Exercise objective:
Identify the lines that contain the word "Publikum" and copy each one.

Data entries:
++++++++++

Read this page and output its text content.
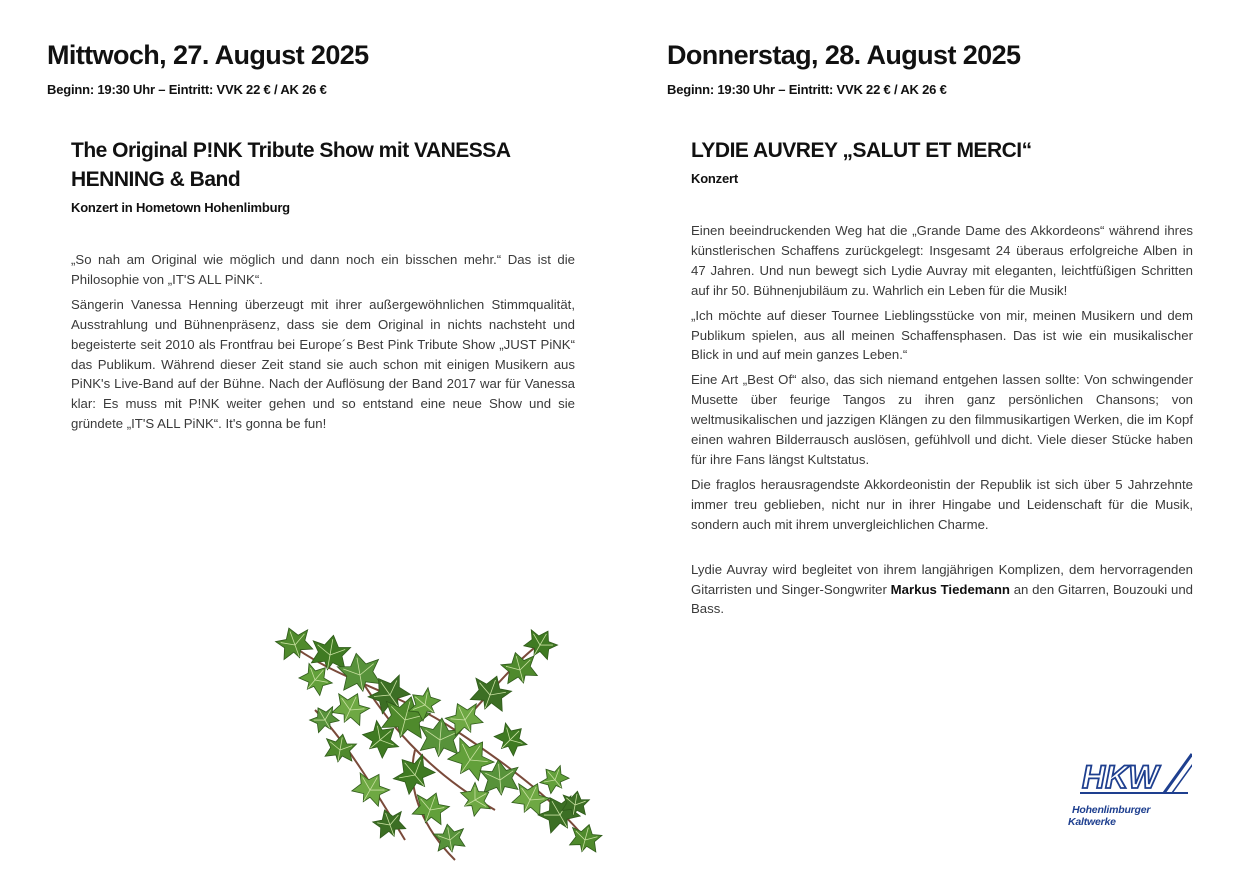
Mittwoch, 27. August 2025
Beginn: 19:30 Uhr – Eintritt: VVK 22 € / AK 26 €
The Original P!NK Tribute Show mit VANESSA HENNING & Band
Konzert in Hometown Hohenlimburg

„So nah am Original wie möglich und dann noch ein bisschen mehr.“ Das ist die Philosophie von „IT'S ALL PiNK“.

Sängerin Vanessa Henning überzeugt mit ihrer außergewöhnlichen Stimmqualität, Ausstrahlung und Bühnenpräsenz, dass sie dem Original in nichts nachsteht und begeisterte seit 2010 als Frontfrau bei Europe´s Best Pink Tribute Show „JUST PiNK“ das Publikum. Während dieser Zeit stand sie auch schon mit einigen Musikern aus PiNK's Live-Band auf der Bühne. Nach der Auflösung der Band 2017 war für Vanessa klar: Es muss mit P!NK weiter gehen und so entstand eine neue Show und sie gründete „IT'S ALL PiNK“. It's gonna be fun!

Donnerstag, 28. August 2025
Beginn: 19:30 Uhr – Eintritt: VVK 22 € / AK 26 €
LYDIE AUVREY „SALUT ET MERCI“
Konzert

Einen beeindruckenden Weg hat die „Grande Dame des Akkordeons“ während ihres künstlerischen Schaffens zurückgelegt: Insgesamt 24 überaus erfolgreiche Alben in 47 Jahren. Und nun bewegt sich Lydie Auvray mit eleganten, leichtfüßigen Schritten auf ihr 50. Bühnenjubiläum zu. Wahrlich ein Leben für die Musik!

„Ich möchte auf dieser Tournee Lieblingsstücke von mir, meinen Musikern und dem Publikum spielen, aus all meinen Schaffensphasen. Das ist wie ein musikalischer Blick in und auf mein ganzes Leben.“

Eine Art „Best Of“ also, das sich niemand entgehen lassen sollte: Von schwingender Musette über feurige Tangos zu ihren ganz persönlichen Chansons; von weltmusikalischen und jazzigen Klängen zu den filmmusikartigen Werken, die im Kopf einen wahren Bilderrausch auslösen, gefühlvoll und dicht. Viele dieser Stücke haben für ihre Fans längst Kultstatus.

Die fraglos herausragendste Akkordeonistin der Republik ist sich über 5 Jahrzehnte immer treu geblieben, nicht nur in ihrer Hingabe und Leidenschaft für die Musik, sondern auch mit ihrem unvergleichlichen Charme.

Lydie Auvray wird begleitet von ihrem langjährigen Komplizen, dem hervorragenden Gitarristen und Singer-Songwriter Markus Tiedemann an den Gitarren, Bouzouki und Bass.

HKW
Hohenlimburger
Kaltwerke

++++++++++

Task output:
Sängerin Vanessa Henning überzeugt mit ihrer außergewöhnlichen Stimmqualität, Ausstrahlung und Bühnenpräsenz, dass sie dem Original in nichts nachsteht und begeisterte seit 2010 als Frontfrau bei Europe´s Best Pink Tribute Show „JUST PiNK“ das Publikum. Während dieser Zeit stand sie auch schon mit einigen Musikern aus PiNK's Live-Band auf der Bühne. Nach der Auflösung der Band 2017 war für Vanessa klar: Es muss mit P!NK weiter gehen und so entstand eine neue Show und sie gründete „IT'S ALL PiNK“. It's gonna be fun!
„Ich möchte auf dieser Tournee Lieblingsstücke von mir, meinen Musikern und dem Publikum spielen, aus all meinen Schaffensphasen. Das ist wie ein musikalischer Blick in und auf mein ganzes Leben.“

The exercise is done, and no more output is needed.